• SOURCE TEXT:

# My Hero [Picture Heavy]



## Jaders (Jul 8, 2012)

My mom was able to sell his wheel chair. It is a sad thing, as that is the 'last thing' that we had of him and that is how we associated with him. My mother and I can't remember Hero without his wheel chair; which isn't fair to him. But I will always remember a friend, who would do anything for his family as he cared about them so much. How he would live every day protecting us, and being the best dog one could be. 

We love you Hero!!!


----------



## Felix's Proud Mammy (Jul 10, 2012)

Oh he was GORGEOUS! So noble looking. My heart goes out to you in this rough time. You can see that he knew he was loved.


----------



## Shade (Feb 20, 2012)

Beautiful dog :wub: He was obviously well loved


----------



## Stosh (Jun 26, 2010)

What a gorgeous, happy boy. I know you'll miss him desperately.


----------



## Jaders (Jul 8, 2012)

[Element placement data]
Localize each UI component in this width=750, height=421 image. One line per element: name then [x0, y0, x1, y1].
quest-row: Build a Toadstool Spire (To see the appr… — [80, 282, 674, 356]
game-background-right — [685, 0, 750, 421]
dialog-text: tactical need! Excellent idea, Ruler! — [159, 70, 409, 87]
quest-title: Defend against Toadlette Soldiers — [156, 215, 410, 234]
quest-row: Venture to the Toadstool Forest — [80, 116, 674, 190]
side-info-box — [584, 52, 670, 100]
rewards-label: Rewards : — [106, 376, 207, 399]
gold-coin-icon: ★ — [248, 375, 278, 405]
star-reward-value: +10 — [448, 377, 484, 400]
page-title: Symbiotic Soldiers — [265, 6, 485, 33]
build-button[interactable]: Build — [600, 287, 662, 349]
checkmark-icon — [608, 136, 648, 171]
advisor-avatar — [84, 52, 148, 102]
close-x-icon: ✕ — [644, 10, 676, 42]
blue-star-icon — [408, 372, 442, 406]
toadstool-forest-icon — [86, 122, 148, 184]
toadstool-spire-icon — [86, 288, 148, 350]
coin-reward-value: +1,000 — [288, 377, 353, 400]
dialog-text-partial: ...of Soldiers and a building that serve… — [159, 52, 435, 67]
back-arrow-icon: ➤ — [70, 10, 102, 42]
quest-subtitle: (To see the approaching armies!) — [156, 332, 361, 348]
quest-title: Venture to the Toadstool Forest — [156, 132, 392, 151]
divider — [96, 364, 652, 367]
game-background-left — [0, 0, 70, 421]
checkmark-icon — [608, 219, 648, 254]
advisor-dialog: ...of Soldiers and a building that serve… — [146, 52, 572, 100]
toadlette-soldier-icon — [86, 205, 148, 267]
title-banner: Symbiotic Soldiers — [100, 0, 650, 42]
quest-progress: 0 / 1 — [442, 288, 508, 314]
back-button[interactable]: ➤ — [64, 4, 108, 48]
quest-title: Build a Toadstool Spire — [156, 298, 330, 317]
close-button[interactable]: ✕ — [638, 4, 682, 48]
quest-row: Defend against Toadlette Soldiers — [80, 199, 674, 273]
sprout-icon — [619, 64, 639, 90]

• WHAT YOU HAVE TO DO: Continue the forum thread in memory of the dog Hero from the point where it ends. The listing above comes from a different source than the thread.

• TASK ANSWER:
Thank you everyone.  
Today has just been rough and coming on here gives me comfort.


----------



## elsie (Aug 22, 2001)

thanks for sharing his pictures. i see a beautiful loving heart in them. :hug::hug::hug:


----------



## GsdLoverr729 (Jun 20, 2010)

He was stunning! His name really appears to have fit him well. Thanks for sharing!


----------



## Meeah'sMom (Sep 21, 2012)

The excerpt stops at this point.